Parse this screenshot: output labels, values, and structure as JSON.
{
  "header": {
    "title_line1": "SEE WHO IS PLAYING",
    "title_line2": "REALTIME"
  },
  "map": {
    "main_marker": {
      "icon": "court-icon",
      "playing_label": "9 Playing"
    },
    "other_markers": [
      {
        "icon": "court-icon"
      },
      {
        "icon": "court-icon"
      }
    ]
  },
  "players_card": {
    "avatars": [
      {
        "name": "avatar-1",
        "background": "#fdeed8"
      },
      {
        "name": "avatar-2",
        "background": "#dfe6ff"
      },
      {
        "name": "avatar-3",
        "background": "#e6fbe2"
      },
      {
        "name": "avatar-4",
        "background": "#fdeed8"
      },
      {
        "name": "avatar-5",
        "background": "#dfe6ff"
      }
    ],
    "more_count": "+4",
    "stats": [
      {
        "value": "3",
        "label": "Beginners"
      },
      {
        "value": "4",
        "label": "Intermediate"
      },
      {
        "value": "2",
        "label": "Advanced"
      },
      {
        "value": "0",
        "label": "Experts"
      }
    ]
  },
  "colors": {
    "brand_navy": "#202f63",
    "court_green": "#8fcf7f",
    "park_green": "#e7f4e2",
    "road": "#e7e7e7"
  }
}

Stated exercise
Return the whole listing exactly, with every line included.

Final result
Parse this screenshot: output labels, values, and structure as JSON.
{
  "header": {
    "title_line1": "SEE WHO IS PLAYING",
    "title_line2": "REALTIME"
  },
  "map": {
    "main_marker": {
      "icon": "court-icon",
      "playing_label": "9 Playing"
    },
    "other_markers": [
      {
        "icon": "court-icon"
      },
      {
        "icon": "court-icon"
      }
    ]
  },
  "players_card": {
    "avatars": [
      {
        "name": "avatar-1",
        "background": "#fdeed8"
      },
      {
        "name": "avatar-2",
        "background": "#dfe6ff"
      },
      {
        "name": "avatar-3",
        "background": "#e6fbe2"
      },
      {
        "name": "avatar-4",
        "background": "#fdeed8"
      },
      {
        "name": "avatar-5",
        "background": "#dfe6ff"
      }
    ],
    "more_count": "+4",
    "stats": [
      {
        "value": "3",
        "label": "Beginners"
      },
      {
        "value": "4",
        "label": "Intermediate"
      },
      {
        "value": "2",
        "label": "Advanced"
      },
      {
        "value": "0",
        "label": "Experts"
      }
    ]
  },
  "colors": {
    "brand_navy": "#202f63",
    "court_green": "#8fcf7f",
    "park_green": "#e7f4e2",
    "road": "#e7e7e7"
  }
}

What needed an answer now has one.